> [DATASET]
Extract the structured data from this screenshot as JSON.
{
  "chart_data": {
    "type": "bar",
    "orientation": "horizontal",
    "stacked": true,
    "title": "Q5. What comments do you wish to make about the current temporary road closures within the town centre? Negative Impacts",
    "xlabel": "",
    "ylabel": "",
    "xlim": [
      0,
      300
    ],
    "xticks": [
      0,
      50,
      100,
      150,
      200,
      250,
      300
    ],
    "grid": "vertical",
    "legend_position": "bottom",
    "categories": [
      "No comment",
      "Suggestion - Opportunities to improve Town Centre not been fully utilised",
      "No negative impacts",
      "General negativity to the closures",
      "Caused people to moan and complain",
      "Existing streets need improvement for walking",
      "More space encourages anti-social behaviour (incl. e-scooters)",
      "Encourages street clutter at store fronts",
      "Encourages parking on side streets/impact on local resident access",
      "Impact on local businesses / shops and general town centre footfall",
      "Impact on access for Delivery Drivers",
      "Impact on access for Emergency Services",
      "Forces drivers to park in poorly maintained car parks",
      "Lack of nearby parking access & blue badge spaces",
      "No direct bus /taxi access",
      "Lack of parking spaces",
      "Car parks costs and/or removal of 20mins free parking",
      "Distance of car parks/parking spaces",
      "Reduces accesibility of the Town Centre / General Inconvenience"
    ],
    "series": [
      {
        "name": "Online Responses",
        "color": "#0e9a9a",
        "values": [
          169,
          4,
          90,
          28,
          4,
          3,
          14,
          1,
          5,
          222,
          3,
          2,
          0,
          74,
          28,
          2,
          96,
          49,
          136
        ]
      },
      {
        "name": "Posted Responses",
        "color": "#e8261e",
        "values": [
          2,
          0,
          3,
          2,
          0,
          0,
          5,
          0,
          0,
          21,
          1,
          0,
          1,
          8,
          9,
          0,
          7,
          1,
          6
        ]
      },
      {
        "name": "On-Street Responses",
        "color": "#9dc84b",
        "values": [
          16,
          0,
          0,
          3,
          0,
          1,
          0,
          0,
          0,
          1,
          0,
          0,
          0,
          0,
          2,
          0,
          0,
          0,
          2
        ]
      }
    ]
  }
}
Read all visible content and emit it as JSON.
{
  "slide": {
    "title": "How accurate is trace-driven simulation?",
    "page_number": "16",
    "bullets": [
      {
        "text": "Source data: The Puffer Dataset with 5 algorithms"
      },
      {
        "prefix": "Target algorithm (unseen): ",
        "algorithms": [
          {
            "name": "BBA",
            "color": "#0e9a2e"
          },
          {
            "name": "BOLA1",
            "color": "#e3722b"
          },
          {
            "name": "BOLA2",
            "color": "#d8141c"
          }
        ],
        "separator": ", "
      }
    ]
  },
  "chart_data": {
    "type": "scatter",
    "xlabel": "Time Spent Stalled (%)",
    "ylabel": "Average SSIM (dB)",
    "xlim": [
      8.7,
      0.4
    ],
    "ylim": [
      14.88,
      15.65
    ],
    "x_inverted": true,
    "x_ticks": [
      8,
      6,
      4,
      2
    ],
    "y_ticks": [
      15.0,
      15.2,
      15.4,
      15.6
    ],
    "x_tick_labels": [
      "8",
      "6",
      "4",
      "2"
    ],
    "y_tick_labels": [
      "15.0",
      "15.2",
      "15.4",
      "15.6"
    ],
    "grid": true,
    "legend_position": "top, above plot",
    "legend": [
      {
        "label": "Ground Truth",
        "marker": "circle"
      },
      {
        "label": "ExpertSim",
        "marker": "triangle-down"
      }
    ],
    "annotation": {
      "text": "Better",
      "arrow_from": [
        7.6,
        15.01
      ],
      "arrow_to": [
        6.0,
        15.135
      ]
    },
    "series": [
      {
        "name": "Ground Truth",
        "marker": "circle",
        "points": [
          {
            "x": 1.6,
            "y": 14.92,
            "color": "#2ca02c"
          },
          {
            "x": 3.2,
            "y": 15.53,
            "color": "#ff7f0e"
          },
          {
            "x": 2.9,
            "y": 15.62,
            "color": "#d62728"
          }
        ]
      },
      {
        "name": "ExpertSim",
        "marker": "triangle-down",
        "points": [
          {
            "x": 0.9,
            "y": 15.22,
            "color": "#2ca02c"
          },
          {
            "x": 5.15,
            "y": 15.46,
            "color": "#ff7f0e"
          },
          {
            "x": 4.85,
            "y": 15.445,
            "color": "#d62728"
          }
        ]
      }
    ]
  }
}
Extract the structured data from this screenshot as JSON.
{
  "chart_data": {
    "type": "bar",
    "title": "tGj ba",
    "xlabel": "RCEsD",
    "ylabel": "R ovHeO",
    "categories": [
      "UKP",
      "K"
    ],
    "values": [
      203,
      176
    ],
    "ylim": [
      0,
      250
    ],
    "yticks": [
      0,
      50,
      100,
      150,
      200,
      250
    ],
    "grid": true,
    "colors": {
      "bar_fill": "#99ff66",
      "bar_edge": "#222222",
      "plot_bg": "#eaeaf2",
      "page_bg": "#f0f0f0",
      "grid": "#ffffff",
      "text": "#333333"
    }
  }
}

> [DESCRIPTION OF THE TASK] Copy out each line exactly.

> [ANSWER FOR THE TASK]
Extract the structured data from this screenshot as JSON.
{
  "chart_data": {
    "type": "bar",
    "orientation": "horizontal",
    "stacked": true,
    "title": "Q5. What comments do you wish to make about the current temporary road closures within the town centre? Negative Impacts",
    "xlabel": "",
    "ylabel": "",
    "xlim": [
      0,
      300
    ],
    "xticks": [
      0,
      50,
      100,
      150,
      200,
      250,
      300
    ],
    "grid": "vertical",
    "legend_position": "bottom",
    "categories": [
      "No comment",
      "Suggestion - Opportunities to improve Town Centre not been fully utilised",
      "No negative impacts",
      "General negativity to the closures",
      "Caused people to moan and complain",
      "Existing streets need improvement for walking",
      "More space encourages anti-social behaviour (incl. e-scooters)",
      "Encourages street clutter at store fronts",
      "Encourages parking on side streets/impact on local resident access",
      "Impact on local businesses / shops and general town centre footfall",
      "Impact on access for Delivery Drivers",
      "Impact on access for Emergency Services",
      "Forces drivers to park in poorly maintained car parks",
      "Lack of nearby parking access & blue badge spaces",
      "No direct bus /taxi access",
      "Lack of parking spaces",
      "Car parks costs and/or removal of 20mins free parking",
      "Distance of car parks/parking spaces",
      "Reduces accesibility of the Town Centre / General Inconvenience"
    ],
    "series": [
      {
        "name": "Online Responses",
        "color": "#0e9a9a",
        "values": [
          169,
          4,
          90,
          28,
          4,
          3,
          14,
          1,
          5,
          222,
          3,
          2,
          0,
          74,
          28,
          2,
          96,
          49,
          136
        ]
      },
      {
        "name": "Posted Responses",
        "color": "#e8261e",
        "values": [
          2,
          0,
          3,
          2,
          0,
          0,
          5,
          0,
          0,
          21,
          1,
          0,
          1,
          8,
          9,
          0,
          7,
          1,
          6
        ]
      },
      {
        "name": "On-Street Responses",
        "color": "#9dc84b",
        "values": [
          16,
          0,
          0,
          3,
          0,
          1,
          0,
          0,
          0,
          1,
          0,
          0,
          0,
          0,
          2,
          0,
          0,
          0,
          2
        ]
      }
    ]
  }
}
Read all visible content and emit it as JSON.
{
  "slide": {
    "title": "How accurate is trace-driven simulation?",
    "page_number": "16",
    "bullets": [
      {
        "text": "Source data: The Puffer Dataset with 5 algorithms"
      },
      {
        "prefix": "Target algorithm (unseen): ",
        "algorithms": [
          {
            "name": "BBA",
            "color": "#0e9a2e"
          },
          {
            "name": "BOLA1",
            "color": "#e3722b"
          },
          {
            "name": "BOLA2",
            "color": "#d8141c"
          }
        ],
        "separator": ", "
      }
    ]
  },
  "chart_data": {
    "type": "scatter",
    "xlabel": "Time Spent Stalled (%)",
    "ylabel": "Average SSIM (dB)",
    "xlim": [
      8.7,
      0.4
    ],
    "ylim": [
      14.88,
      15.65
    ],
    "x_inverted": true,
    "x_ticks": [
      8,
      6,
      4,
      2
    ],
    "y_ticks": [
      15.0,
      15.2,
      15.4,
      15.6
    ],
    "x_tick_labels": [
      "8",
      "6",
      "4",
      "2"
    ],
    "y_tick_labels": [
      "15.0",
      "15.2",
      "15.4",
      "15.6"
    ],
    "grid": true,
    "legend_position": "top, above plot",
    "legend": [
      {
        "label": "Ground Truth",
        "marker": "circle"
      },
      {
        "label": "ExpertSim",
        "marker": "triangle-down"
      }
    ],
    "annotation": {
      "text": "Better",
      "arrow_from": [
        7.6,
        15.01
      ],
      "arrow_to": [
        6.0,
        15.135
      ]
    },
    "series": [
      {
        "name": "Ground Truth",
        "marker": "circle",
        "points": [
          {
            "x": 1.6,
            "y": 14.92,
            "color": "#2ca02c"
          },
          {
            "x": 3.2,
            "y": 15.53,
            "color": "#ff7f0e"
          },
          {
            "x": 2.9,
            "y": 15.62,
            "color": "#d62728"
          }
        ]
      },
      {
        "name": "ExpertSim",
        "marker": "triangle-down",
        "points": [
          {
            "x": 0.9,
            "y": 15.22,
            "color": "#2ca02c"
          },
          {
            "x": 5.15,
            "y": 15.46,
            "color": "#ff7f0e"
          },
          {
            "x": 4.85,
            "y": 15.445,
            "color": "#d62728"
          }
        ]
      }
    ]
  }
}
Extract the structured data from this screenshot as JSON.
{
  "chart_data": {
    "type": "bar",
    "title": "tGj ba",
    "xlabel": "RCEsD",
    "ylabel": "R ovHeO",
    "categories": [
      "UKP",
      "K"
    ],
    "values": [
      203,
      176
    ],
    "ylim": [
      0,
      250
    ],
    "yticks": [
      0,
      50,
      100,
      150,
      200,
      250
    ],
    "grid": true,
    "colors": {
      "bar_fill": "#99ff66",
      "bar_edge": "#222222",
      "plot_bg": "#eaeaf2",
      "page_bg": "#f0f0f0",
      "grid": "#ffffff",
      "text": "#333333"
    }
  }
}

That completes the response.